# TASK INPUTS:
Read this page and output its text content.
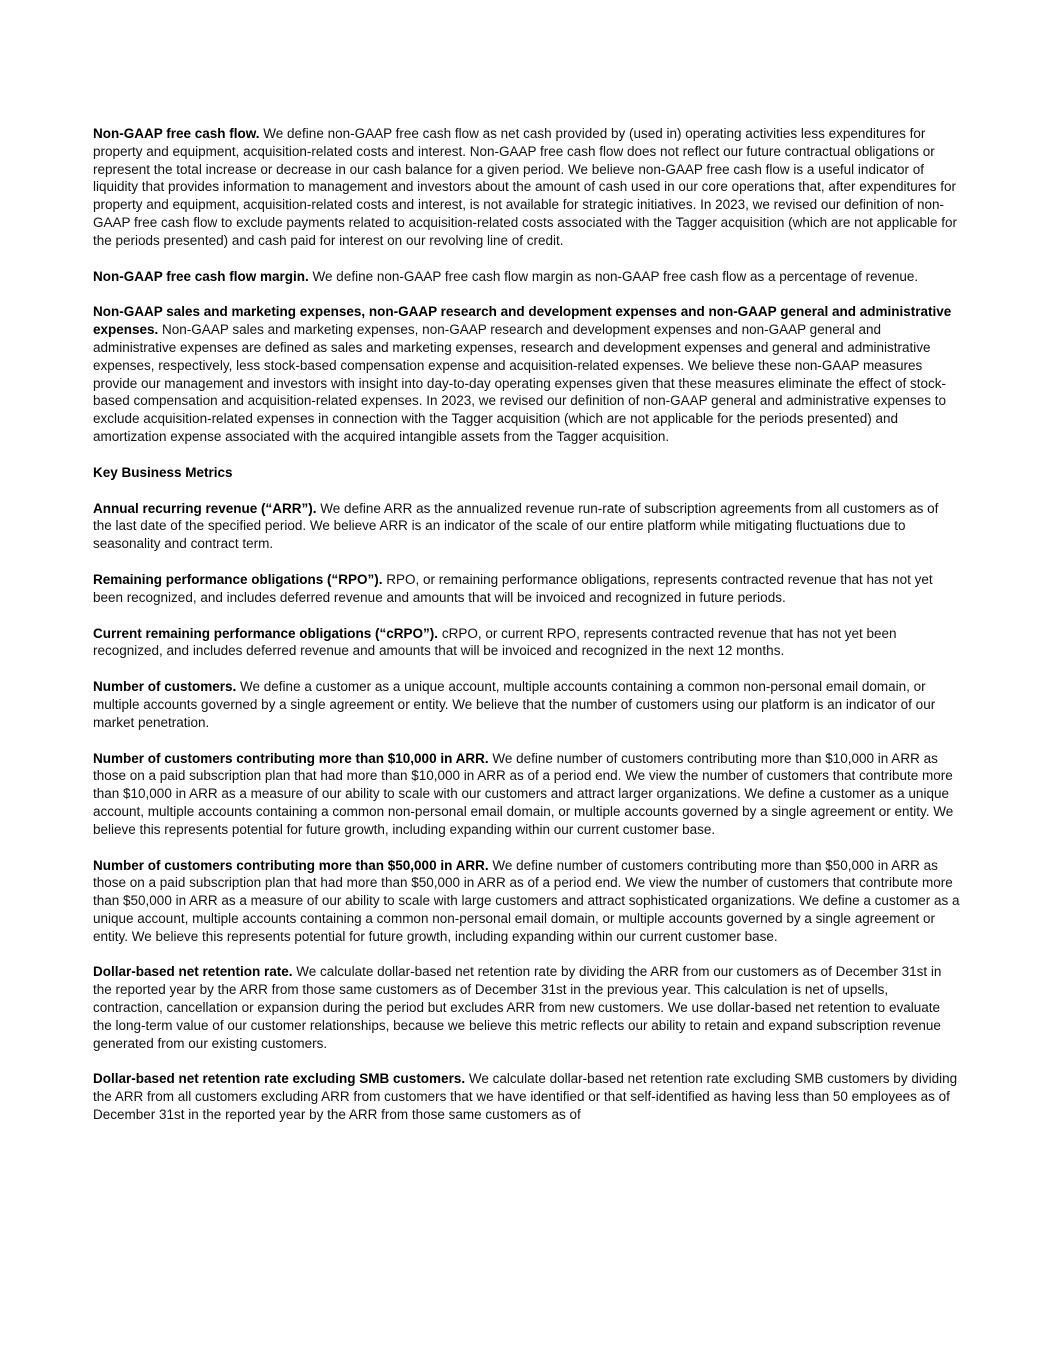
Non-GAAP free cash flow. We define non-GAAP free cash flow as net cash provided by (used in) operating activities less expenditures for property and equipment, acquisition-related costs and interest. Non-GAAP free cash flow does not reflect our future contractual obligations or represent the total increase or decrease in our cash balance for a given period. We believe non-GAAP free cash flow is a useful indicator of liquidity that provides information to management and investors about the amount of cash used in our core operations that, after expenditures for property and equipment, acquisition-related costs and interest, is not available for strategic initiatives. In 2023, we revised our definition of non-GAAP free cash flow to exclude payments related to acquisition-related costs associated with the Tagger acquisition (which are not applicable for the periods presented) and cash paid for interest on our revolving line of credit.

Non-GAAP free cash flow margin. We define non-GAAP free cash flow margin as non-GAAP free cash flow as a percentage of revenue.

Non-GAAP sales and marketing expenses, non-GAAP research and development expenses and non-GAAP general and administrative expenses. Non-GAAP sales and marketing expenses, non-GAAP research and development expenses and non-GAAP general and administrative expenses are defined as sales and marketing expenses, research and development expenses and general and administrative expenses, respectively, less stock-based compensation expense and acquisition-related expenses. We believe these non-GAAP measures provide our management and investors with insight into day-to-day operating expenses given that these measures eliminate the effect of stock-based compensation and acquisition-related expenses. In 2023, we revised our definition of non-GAAP general and administrative expenses to exclude acquisition-related expenses in connection with the Tagger acquisition (which are not applicable for the periods presented) and amortization expense associated with the acquired intangible assets from the Tagger acquisition.

Key Business Metrics

Annual recurring revenue (“ARR”). We define ARR as the annualized revenue run-rate of subscription agreements from all customers as of the last date of the specified period. We believe ARR is an indicator of the scale of our entire platform while mitigating fluctuations due to seasonality and contract term.

Remaining performance obligations (“RPO”). RPO, or remaining performance obligations, represents contracted revenue that has not yet been recognized, and includes deferred revenue and amounts that will be invoiced and recognized in future periods.

Current remaining performance obligations (“cRPO”). cRPO, or current RPO, represents contracted revenue that has not yet been recognized, and includes deferred revenue and amounts that will be invoiced and recognized in the next 12 months.

Number of customers. We define a customer as a unique account, multiple accounts containing a common non-personal email domain, or multiple accounts governed by a single agreement or entity. We believe that the number of customers using our platform is an indicator of our market penetration.

Number of customers contributing more than $10,000 in ARR. We define number of customers contributing more than $10,000 in ARR as those on a paid subscription plan that had more than $10,000 in ARR as of a period end. We view the number of customers that contribute more than $10,000 in ARR as a measure of our ability to scale with our customers and attract larger organizations. We define a customer as a unique account, multiple accounts containing a common non-personal email domain, or multiple accounts governed by a single agreement or entity. We believe this represents potential for future growth, including expanding within our current customer base.

Number of customers contributing more than $50,000 in ARR. We define number of customers contributing more than $50,000 in ARR as those on a paid subscription plan that had more than $50,000 in ARR as of a period end. We view the number of customers that contribute more than $50,000 in ARR as a measure of our ability to scale with large customers and attract sophisticated organizations. We define a customer as a unique account, multiple accounts containing a common non-personal email domain, or multiple accounts governed by a single agreement or entity. We believe this represents potential for future growth, including expanding within our current customer base.

Dollar-based net retention rate. We calculate dollar-based net retention rate by dividing the ARR from our customers as of December 31st in the reported year by the ARR from those same customers as of December 31st in the previous year. This calculation is net of upsells, contraction, cancellation or expansion during the period but excludes ARR from new customers. We use dollar-based net retention to evaluate the long-term value of our customer relationships, because we believe this metric reflects our ability to retain and expand subscription revenue generated from our existing customers.

Dollar-based net retention rate excluding SMB customers. We calculate dollar-based net retention rate excluding SMB customers by dividing the ARR from all customers excluding ARR from customers that we have identified or that self-identified as having less than 50 employees as of December 31st in the reported year by the ARR from those same customers as of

# TASK DESCRIPTION:
Transcribe all the data word for word; the images stay out.

# FINAL RESULT:
Read this page and output its text content.
Non-GAAP free cash flow. We define non-GAAP free cash flow as net cash provided by (used in) operating activities less expenditures for property and equipment, acquisition-related costs and interest. Non-GAAP free cash flow does not reflect our future contractual obligations or represent the total increase or decrease in our cash balance for a given period. We believe non-GAAP free cash flow is a useful indicator of liquidity that provides information to management and investors about the amount of cash used in our core operations that, after expenditures for property and equipment, acquisition-related costs and interest, is not available for strategic initiatives. In 2023, we revised our definition of non-GAAP free cash flow to exclude payments related to acquisition-related costs associated with the Tagger acquisition (which are not applicable for the periods presented) and cash paid for interest on our revolving line of credit.

Non-GAAP free cash flow margin. We define non-GAAP free cash flow margin as non-GAAP free cash flow as a percentage of revenue.

Non-GAAP sales and marketing expenses, non-GAAP research and development expenses and non-GAAP general and administrative expenses. Non-GAAP sales and marketing expenses, non-GAAP research and development expenses and non-GAAP general and administrative expenses are defined as sales and marketing expenses, research and development expenses and general and administrative expenses, respectively, less stock-based compensation expense and acquisition-related expenses. We believe these non-GAAP measures provide our management and investors with insight into day-to-day operating expenses given that these measures eliminate the effect of stock-based compensation and acquisition-related expenses. In 2023, we revised our definition of non-GAAP general and administrative expenses to exclude acquisition-related expenses in connection with the Tagger acquisition (which are not applicable for the periods presented) and amortization expense associated with the acquired intangible assets from the Tagger acquisition.

Key Business Metrics

Annual recurring revenue (“ARR”). We define ARR as the annualized revenue run-rate of subscription agreements from all customers as of the last date of the specified period. We believe ARR is an indicator of the scale of our entire platform while mitigating fluctuations due to seasonality and contract term.

Remaining performance obligations (“RPO”). RPO, or remaining performance obligations, represents contracted revenue that has not yet been recognized, and includes deferred revenue and amounts that will be invoiced and recognized in future periods.

Current remaining performance obligations (“cRPO”). cRPO, or current RPO, represents contracted revenue that has not yet been recognized, and includes deferred revenue and amounts that will be invoiced and recognized in the next 12 months.

Number of customers. We define a customer as a unique account, multiple accounts containing a common non-personal email domain, or multiple accounts governed by a single agreement or entity. We believe that the number of customers using our platform is an indicator of our market penetration.

Number of customers contributing more than $10,000 in ARR. We define number of customers contributing more than $10,000 in ARR as those on a paid subscription plan that had more than $10,000 in ARR as of a period end. We view the number of customers that contribute more than $10,000 in ARR as a measure of our ability to scale with our customers and attract larger organizations. We define a customer as a unique account, multiple accounts containing a common non-personal email domain, or multiple accounts governed by a single agreement or entity. We believe this represents potential for future growth, including expanding within our current customer base.

Number of customers contributing more than $50,000 in ARR. We define number of customers contributing more than $50,000 in ARR as those on a paid subscription plan that had more than $50,000 in ARR as of a period end. We view the number of customers that contribute more than $50,000 in ARR as a measure of our ability to scale with large customers and attract sophisticated organizations. We define a customer as a unique account, multiple accounts containing a common non-personal email domain, or multiple accounts governed by a single agreement or entity. We believe this represents potential for future growth, including expanding within our current customer base.

Dollar-based net retention rate. We calculate dollar-based net retention rate by dividing the ARR from our customers as of December 31st in the reported year by the ARR from those same customers as of December 31st in the previous year. This calculation is net of upsells, contraction, cancellation or expansion during the period but excludes ARR from new customers. We use dollar-based net retention to evaluate the long-term value of our customer relationships, because we believe this metric reflects our ability to retain and expand subscription revenue generated from our existing customers.

Dollar-based net retention rate excluding SMB customers. We calculate dollar-based net retention rate excluding SMB customers by dividing the ARR from all customers excluding ARR from customers that we have identified or that self-identified as having less than 50 employees as of December 31st in the reported year by the ARR from those same customers as of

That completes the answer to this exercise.